## What the task asks
Write out all of the entries exactly as given.

## Stored records
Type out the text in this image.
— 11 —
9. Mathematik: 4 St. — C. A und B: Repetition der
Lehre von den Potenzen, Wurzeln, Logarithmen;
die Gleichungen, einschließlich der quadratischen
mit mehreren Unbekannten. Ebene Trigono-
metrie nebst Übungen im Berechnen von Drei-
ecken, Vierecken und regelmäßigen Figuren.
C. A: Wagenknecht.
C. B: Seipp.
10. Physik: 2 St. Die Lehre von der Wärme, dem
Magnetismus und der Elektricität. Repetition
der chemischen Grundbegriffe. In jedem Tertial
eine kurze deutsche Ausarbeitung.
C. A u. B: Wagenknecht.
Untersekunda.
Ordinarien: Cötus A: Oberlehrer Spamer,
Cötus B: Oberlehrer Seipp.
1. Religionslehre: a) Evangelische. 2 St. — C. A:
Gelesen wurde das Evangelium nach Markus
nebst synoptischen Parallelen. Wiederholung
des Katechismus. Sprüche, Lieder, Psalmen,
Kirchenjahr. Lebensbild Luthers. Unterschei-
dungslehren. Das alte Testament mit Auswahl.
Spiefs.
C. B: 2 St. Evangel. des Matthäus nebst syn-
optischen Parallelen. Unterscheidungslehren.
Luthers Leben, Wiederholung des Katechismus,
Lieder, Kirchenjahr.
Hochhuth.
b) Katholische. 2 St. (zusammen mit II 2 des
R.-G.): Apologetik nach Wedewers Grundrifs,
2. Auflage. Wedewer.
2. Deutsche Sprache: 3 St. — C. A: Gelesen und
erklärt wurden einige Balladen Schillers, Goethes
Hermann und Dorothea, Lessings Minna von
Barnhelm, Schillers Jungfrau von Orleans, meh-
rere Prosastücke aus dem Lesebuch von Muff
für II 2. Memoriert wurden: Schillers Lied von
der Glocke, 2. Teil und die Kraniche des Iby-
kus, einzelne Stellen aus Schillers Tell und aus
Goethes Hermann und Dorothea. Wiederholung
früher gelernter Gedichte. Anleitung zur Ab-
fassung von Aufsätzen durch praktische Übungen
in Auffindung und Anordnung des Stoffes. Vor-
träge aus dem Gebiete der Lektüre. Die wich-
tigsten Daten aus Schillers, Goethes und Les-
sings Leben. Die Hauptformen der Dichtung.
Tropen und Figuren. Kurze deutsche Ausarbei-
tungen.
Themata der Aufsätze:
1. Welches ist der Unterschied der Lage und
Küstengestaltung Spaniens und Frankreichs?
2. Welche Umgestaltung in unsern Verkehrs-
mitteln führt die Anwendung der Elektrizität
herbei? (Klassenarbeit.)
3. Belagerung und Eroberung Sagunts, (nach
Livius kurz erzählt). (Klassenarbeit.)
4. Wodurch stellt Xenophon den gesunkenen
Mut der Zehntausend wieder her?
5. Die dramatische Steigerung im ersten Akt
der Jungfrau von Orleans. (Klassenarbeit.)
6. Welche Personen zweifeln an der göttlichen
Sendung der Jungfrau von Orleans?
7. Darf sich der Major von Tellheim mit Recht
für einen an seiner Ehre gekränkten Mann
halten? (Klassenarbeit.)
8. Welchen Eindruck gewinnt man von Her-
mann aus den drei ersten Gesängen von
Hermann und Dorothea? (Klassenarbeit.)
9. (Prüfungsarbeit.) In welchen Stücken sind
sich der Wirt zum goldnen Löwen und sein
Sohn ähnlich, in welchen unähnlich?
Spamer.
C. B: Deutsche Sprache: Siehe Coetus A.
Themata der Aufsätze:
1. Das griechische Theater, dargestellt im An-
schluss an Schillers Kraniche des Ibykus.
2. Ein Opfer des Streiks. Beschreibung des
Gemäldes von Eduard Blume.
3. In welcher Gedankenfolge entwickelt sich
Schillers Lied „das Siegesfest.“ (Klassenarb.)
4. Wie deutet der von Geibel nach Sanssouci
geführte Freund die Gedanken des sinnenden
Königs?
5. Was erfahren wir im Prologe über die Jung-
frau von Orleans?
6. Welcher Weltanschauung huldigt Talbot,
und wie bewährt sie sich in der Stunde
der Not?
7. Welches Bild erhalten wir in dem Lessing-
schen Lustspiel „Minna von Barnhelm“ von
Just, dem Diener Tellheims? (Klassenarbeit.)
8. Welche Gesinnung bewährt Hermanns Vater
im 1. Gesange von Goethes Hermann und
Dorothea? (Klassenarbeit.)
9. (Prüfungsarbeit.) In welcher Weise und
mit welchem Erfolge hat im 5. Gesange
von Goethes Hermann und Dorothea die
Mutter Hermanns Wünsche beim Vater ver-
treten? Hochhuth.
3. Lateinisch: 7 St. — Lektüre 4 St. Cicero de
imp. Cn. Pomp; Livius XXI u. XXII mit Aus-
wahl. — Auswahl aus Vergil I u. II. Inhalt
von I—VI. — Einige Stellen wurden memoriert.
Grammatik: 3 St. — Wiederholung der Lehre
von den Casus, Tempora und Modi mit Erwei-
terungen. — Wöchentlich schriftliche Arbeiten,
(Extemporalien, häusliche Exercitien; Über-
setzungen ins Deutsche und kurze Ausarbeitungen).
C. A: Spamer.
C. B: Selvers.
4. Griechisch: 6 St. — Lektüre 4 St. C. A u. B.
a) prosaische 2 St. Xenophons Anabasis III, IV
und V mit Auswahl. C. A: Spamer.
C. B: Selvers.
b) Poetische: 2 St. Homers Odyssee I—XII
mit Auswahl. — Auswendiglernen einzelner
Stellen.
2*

## Result of this exercise
Type out the text in this image.
— 11 —
9. Mathematik: 4 St. — C. A und B: Repetition der
Lehre von den Potenzen, Wurzeln, Logarithmen;
die Gleichungen, einschließlich der quadratischen
mit mehreren Unbekannten. Ebene Trigono-
metrie nebst Übungen im Berechnen von Drei-
ecken, Vierecken und regelmäßigen Figuren.
C. A: Wagenknecht.
C. B: Seipp.
10. Physik: 2 St. Die Lehre von der Wärme, dem
Magnetismus und der Elektricität. Repetition
der chemischen Grundbegriffe. In jedem Tertial
eine kurze deutsche Ausarbeitung.
C. A u. B: Wagenknecht.
Untersekunda.
Ordinarien: Cötus A: Oberlehrer Spamer,
Cötus B: Oberlehrer Seipp.
1. Religionslehre: a) Evangelische. 2 St. — C. A:
Gelesen wurde das Evangelium nach Markus
nebst synoptischen Parallelen. Wiederholung
des Katechismus. Sprüche, Lieder, Psalmen,
Kirchenjahr. Lebensbild Luthers. Unterschei-
dungslehren. Das alte Testament mit Auswahl.
Spiefs.
C. B: 2 St. Evangel. des Matthäus nebst syn-
optischen Parallelen. Unterscheidungslehren.
Luthers Leben, Wiederholung des Katechismus,
Lieder, Kirchenjahr.
Hochhuth.
b) Katholische. 2 St. (zusammen mit II 2 des
R.-G.): Apologetik nach Wedewers Grundrifs,
2. Auflage. Wedewer.
2. Deutsche Sprache: 3 St. — C. A: Gelesen und
erklärt wurden einige Balladen Schillers, Goethes
Hermann und Dorothea, Lessings Minna von
Barnhelm, Schillers Jungfrau von Orleans, meh-
rere Prosastücke aus dem Lesebuch von Muff
für II 2. Memoriert wurden: Schillers Lied von
der Glocke, 2. Teil und die Kraniche des Iby-
kus, einzelne Stellen aus Schillers Tell und aus
Goethes Hermann und Dorothea. Wiederholung
früher gelernter Gedichte. Anleitung zur Ab-
fassung von Aufsätzen durch praktische Übungen
in Auffindung und Anordnung des Stoffes. Vor-
träge aus dem Gebiete der Lektüre. Die wich-
tigsten Daten aus Schillers, Goethes und Les-
sings Leben. Die Hauptformen der Dichtung.
Tropen und Figuren. Kurze deutsche Ausarbei-
tungen.
Themata der Aufsätze:
1. Welches ist der Unterschied der Lage und
Küstengestaltung Spaniens und Frankreichs?
2. Welche Umgestaltung in unsern Verkehrs-
mitteln führt die Anwendung der Elektrizität
herbei? (Klassenarbeit.)
3. Belagerung und Eroberung Sagunts, (nach
Livius kurz erzählt). (Klassenarbeit.)
4. Wodurch stellt Xenophon den gesunkenen
Mut der Zehntausend wieder her?
5. Die dramatische Steigerung im ersten Akt
der Jungfrau von Orleans. (Klassenarbeit.)
6. Welche Personen zweifeln an der göttlichen
Sendung der Jungfrau von Orleans?
7. Darf sich der Major von Tellheim mit Recht
für einen an seiner Ehre gekränkten Mann
halten? (Klassenarbeit.)
8. Welchen Eindruck gewinnt man von Her-
mann aus den drei ersten Gesängen von
Hermann und Dorothea? (Klassenarbeit.)
9. (Prüfungsarbeit.) In welchen Stücken sind
sich der Wirt zum goldnen Löwen und sein
Sohn ähnlich, in welchen unähnlich?
Spamer.
C. B: Deutsche Sprache: Siehe Coetus A.
Themata der Aufsätze:
1. Das griechische Theater, dargestellt im An-
schluss an Schillers Kraniche des Ibykus.
2. Ein Opfer des Streiks. Beschreibung des
Gemäldes von Eduard Blume.
3. In welcher Gedankenfolge entwickelt sich
Schillers Lied „das Siegesfest.“ (Klassenarb.)
4. Wie deutet der von Geibel nach Sanssouci
geführte Freund die Gedanken des sinnenden
Königs?
5. Was erfahren wir im Prologe über die Jung-
frau von Orleans?
6. Welcher Weltanschauung huldigt Talbot,
und wie bewährt sie sich in der Stunde
der Not?
7. Welches Bild erhalten wir in dem Lessing-
schen Lustspiel „Minna von Barnhelm“ von
Just, dem Diener Tellheims? (Klassenarbeit.)
8. Welche Gesinnung bewährt Hermanns Vater
im 1. Gesange von Goethes Hermann und
Dorothea? (Klassenarbeit.)
9. (Prüfungsarbeit.) In welcher Weise und
mit welchem Erfolge hat im 5. Gesange
von Goethes Hermann und Dorothea die
Mutter Hermanns Wünsche beim Vater ver-
treten? Hochhuth.
3. Lateinisch: 7 St. — Lektüre 4 St. Cicero de
imp. Cn. Pomp; Livius XXI u. XXII mit Aus-
wahl. — Auswahl aus Vergil I u. II. Inhalt
von I—VI. — Einige Stellen wurden memoriert.
Grammatik: 3 St. — Wiederholung der Lehre
von den Casus, Tempora und Modi mit Erwei-
terungen. — Wöchentlich schriftliche Arbeiten,
(Extemporalien, häusliche Exercitien; Über-
setzungen ins Deutsche und kurze Ausarbeitungen).
C. A: Spamer.
C. B: Selvers.
4. Griechisch: 6 St. — Lektüre 4 St. C. A u. B.
a) prosaische 2 St. Xenophons Anabasis III, IV
und V mit Auswahl. C. A: Spamer.
C. B: Selvers.
b) Poetische: 2 St. Homers Odyssee I—XII
mit Auswahl. — Auswendiglernen einzelner
Stellen.
2*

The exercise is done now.